What you are asked to do: Select every line holding the word "this" and copy it.

Source data:
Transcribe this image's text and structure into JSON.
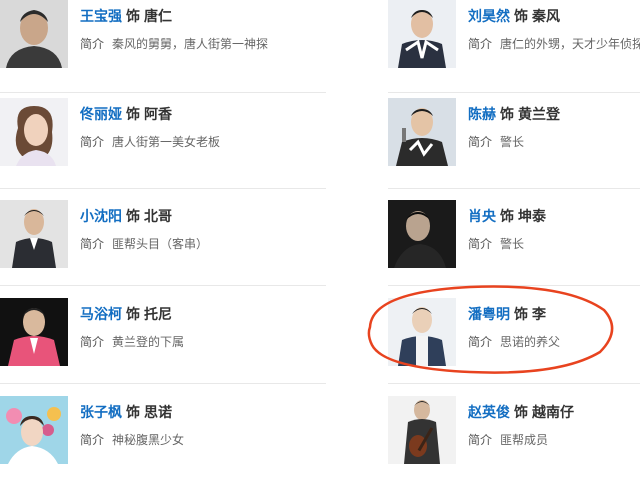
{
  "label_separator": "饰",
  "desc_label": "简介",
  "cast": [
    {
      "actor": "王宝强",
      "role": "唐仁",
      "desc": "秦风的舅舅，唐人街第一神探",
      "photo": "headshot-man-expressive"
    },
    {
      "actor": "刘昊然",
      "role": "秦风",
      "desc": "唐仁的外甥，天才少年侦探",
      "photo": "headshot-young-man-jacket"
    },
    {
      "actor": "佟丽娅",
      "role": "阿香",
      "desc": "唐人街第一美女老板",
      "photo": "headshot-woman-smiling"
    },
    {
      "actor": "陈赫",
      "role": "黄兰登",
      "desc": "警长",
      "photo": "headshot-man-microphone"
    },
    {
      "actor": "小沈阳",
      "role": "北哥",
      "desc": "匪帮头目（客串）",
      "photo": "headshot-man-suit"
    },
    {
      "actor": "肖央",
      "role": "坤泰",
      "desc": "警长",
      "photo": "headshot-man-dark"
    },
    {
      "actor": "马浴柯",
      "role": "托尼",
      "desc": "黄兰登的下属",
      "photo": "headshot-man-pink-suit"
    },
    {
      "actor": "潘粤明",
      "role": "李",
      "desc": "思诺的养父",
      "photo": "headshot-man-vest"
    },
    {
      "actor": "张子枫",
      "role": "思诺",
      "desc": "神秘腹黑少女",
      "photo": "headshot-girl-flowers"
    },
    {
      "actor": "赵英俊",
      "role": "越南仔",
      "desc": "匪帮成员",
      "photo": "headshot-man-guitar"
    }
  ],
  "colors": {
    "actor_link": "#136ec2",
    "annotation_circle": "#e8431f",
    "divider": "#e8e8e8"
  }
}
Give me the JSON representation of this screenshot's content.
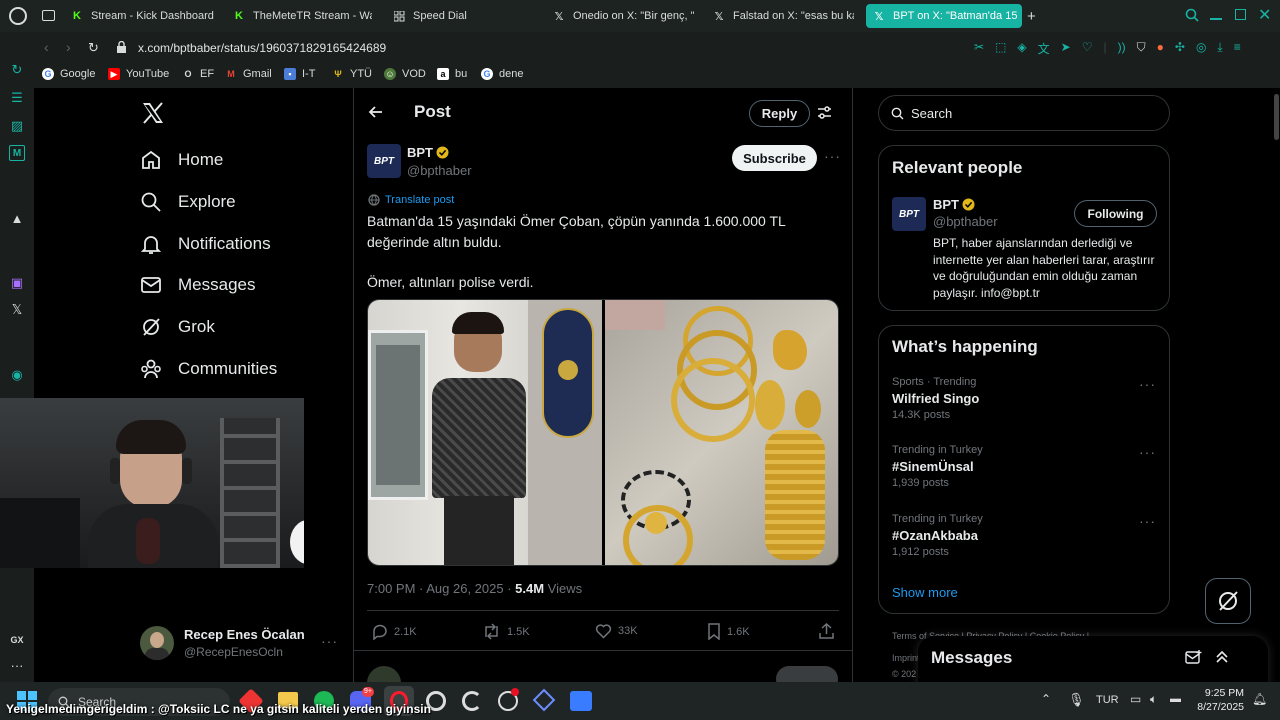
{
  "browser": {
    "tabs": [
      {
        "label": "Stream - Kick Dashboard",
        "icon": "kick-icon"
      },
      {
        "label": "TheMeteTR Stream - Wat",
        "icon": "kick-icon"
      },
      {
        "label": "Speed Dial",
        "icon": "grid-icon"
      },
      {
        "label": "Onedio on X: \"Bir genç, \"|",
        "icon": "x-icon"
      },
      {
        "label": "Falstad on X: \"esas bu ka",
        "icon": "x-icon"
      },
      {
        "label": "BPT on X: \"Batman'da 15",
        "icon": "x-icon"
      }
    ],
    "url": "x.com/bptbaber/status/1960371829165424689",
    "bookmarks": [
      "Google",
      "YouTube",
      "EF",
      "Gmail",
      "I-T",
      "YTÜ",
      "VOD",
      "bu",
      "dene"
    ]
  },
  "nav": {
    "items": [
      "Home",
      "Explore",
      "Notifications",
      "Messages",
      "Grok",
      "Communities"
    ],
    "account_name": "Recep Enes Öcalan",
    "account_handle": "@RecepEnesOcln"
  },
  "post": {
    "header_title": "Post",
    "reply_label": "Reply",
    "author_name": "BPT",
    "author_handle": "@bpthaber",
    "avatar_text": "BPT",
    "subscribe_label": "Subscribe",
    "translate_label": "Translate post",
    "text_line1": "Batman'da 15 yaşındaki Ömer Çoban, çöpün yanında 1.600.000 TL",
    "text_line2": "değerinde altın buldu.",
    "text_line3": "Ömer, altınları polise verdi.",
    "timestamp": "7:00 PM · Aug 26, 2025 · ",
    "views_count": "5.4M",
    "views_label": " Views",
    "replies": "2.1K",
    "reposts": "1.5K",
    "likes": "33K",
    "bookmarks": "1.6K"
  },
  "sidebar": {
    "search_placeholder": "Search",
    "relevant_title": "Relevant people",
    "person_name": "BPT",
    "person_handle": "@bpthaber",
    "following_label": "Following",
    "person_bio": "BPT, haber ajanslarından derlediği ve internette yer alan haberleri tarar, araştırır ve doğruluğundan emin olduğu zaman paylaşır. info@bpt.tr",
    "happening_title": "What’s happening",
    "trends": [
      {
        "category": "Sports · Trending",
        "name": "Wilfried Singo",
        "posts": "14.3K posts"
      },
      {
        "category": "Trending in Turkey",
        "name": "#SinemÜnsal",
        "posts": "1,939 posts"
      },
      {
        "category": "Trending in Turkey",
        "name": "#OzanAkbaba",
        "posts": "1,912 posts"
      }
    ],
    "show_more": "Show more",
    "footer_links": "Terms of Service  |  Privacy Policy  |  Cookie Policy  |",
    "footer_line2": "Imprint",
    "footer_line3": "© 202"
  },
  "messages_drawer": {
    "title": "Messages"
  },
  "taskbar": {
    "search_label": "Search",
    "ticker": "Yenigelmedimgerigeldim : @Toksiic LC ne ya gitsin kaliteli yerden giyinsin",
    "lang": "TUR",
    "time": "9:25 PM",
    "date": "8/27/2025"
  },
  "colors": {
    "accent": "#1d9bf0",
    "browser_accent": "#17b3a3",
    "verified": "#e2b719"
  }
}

---

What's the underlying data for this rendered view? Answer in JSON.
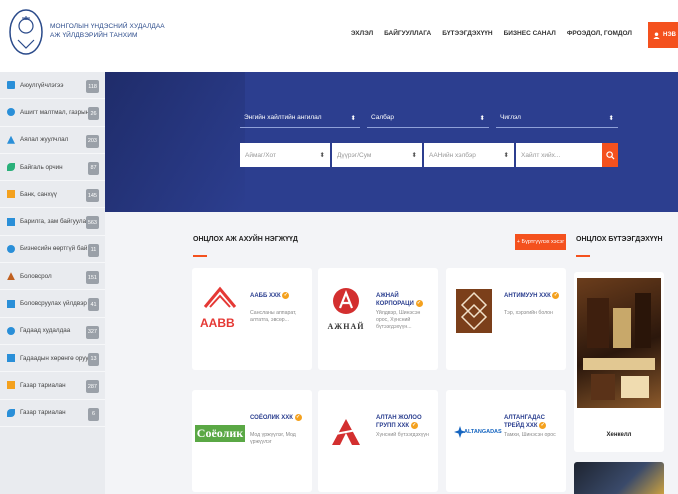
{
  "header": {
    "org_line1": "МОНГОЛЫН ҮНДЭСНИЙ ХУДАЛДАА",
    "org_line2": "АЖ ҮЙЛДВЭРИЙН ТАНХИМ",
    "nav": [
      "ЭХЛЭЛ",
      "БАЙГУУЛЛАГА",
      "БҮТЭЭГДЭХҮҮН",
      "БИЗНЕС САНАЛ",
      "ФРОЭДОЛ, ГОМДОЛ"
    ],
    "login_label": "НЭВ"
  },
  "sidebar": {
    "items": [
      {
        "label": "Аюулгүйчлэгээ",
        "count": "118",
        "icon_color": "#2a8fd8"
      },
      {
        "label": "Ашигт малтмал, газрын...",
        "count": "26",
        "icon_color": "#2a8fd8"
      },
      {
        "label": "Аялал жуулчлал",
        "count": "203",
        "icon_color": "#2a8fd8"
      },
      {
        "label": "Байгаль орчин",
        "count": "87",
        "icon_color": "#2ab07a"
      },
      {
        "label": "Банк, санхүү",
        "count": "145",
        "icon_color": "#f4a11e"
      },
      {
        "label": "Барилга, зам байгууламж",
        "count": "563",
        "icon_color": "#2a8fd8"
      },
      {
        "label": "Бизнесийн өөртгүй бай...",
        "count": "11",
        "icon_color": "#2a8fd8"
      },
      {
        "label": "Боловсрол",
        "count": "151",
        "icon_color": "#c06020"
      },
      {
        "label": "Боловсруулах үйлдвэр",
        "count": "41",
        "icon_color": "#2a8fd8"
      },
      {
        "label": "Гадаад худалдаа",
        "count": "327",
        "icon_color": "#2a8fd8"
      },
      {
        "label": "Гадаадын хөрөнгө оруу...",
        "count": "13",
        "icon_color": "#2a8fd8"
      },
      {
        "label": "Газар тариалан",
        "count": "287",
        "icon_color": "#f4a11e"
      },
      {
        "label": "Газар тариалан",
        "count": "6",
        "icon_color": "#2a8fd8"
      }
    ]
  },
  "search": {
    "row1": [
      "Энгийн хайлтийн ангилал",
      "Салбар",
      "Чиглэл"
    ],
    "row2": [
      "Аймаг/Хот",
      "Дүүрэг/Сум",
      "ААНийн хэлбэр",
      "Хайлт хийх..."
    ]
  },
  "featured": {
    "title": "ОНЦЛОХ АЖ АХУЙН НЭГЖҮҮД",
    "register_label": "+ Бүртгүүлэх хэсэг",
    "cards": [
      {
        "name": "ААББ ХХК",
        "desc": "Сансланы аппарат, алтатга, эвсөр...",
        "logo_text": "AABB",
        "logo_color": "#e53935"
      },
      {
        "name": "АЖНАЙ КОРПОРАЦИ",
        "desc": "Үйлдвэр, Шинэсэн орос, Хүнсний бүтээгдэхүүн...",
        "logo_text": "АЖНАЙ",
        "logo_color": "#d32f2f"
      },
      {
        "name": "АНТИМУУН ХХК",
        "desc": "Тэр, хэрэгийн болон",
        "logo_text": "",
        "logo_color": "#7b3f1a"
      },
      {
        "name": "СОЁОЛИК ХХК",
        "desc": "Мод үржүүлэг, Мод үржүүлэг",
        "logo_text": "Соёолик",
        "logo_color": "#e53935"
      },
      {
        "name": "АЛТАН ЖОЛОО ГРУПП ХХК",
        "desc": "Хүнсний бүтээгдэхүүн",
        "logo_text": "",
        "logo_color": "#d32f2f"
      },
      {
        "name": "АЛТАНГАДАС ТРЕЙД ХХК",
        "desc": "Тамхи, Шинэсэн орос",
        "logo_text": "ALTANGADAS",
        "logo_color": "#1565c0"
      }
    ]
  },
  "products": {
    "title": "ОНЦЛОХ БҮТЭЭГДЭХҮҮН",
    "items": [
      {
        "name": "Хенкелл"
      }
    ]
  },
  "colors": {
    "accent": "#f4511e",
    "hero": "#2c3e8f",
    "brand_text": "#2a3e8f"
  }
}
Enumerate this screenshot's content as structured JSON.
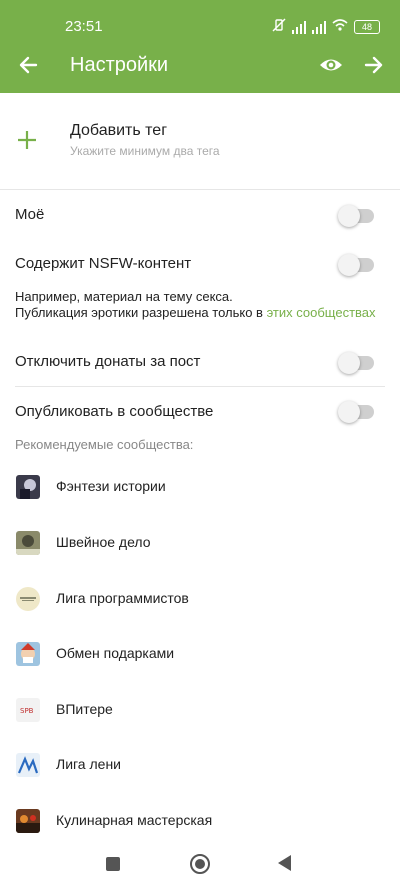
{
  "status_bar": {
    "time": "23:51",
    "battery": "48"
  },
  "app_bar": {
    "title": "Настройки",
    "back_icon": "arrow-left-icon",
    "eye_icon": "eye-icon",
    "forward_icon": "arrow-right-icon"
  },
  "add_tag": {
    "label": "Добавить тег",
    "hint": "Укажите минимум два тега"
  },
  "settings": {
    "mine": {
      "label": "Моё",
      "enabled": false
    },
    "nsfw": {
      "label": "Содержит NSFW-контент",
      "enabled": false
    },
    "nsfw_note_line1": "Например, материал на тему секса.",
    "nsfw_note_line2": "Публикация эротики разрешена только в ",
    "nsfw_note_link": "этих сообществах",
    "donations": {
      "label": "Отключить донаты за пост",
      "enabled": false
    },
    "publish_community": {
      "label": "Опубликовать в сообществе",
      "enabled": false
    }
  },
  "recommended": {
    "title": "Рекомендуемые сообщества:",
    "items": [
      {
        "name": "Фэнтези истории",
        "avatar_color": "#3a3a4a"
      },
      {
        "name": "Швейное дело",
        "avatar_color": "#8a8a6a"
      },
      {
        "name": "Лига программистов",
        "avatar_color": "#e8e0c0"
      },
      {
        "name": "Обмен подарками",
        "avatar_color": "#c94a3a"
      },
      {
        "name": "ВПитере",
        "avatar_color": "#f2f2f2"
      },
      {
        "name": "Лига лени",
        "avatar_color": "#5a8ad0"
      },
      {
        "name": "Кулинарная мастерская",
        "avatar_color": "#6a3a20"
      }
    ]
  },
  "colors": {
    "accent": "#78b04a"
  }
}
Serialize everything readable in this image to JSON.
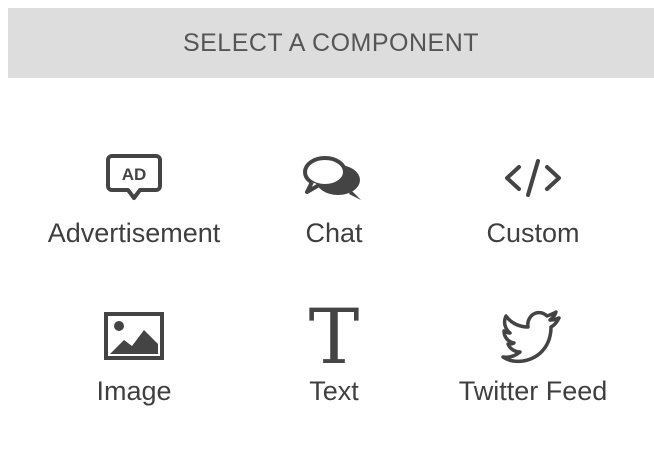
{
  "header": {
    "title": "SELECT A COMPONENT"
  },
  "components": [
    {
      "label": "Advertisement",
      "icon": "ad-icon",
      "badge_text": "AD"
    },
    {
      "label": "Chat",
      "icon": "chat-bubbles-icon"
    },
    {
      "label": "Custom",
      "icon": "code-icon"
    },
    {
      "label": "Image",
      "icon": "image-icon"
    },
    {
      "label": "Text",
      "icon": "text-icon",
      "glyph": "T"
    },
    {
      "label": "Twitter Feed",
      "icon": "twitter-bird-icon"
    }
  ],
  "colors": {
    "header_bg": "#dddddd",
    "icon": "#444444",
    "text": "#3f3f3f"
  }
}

Task output:
Transcribe this image's text and structure into JSON.
Give me the JSON representation of this screenshot's content.
What's the underlying data for this rendered view? Answer in JSON.
Enumerate this screenshot's content as structured JSON.
Serialize everything readable in this image to JSON.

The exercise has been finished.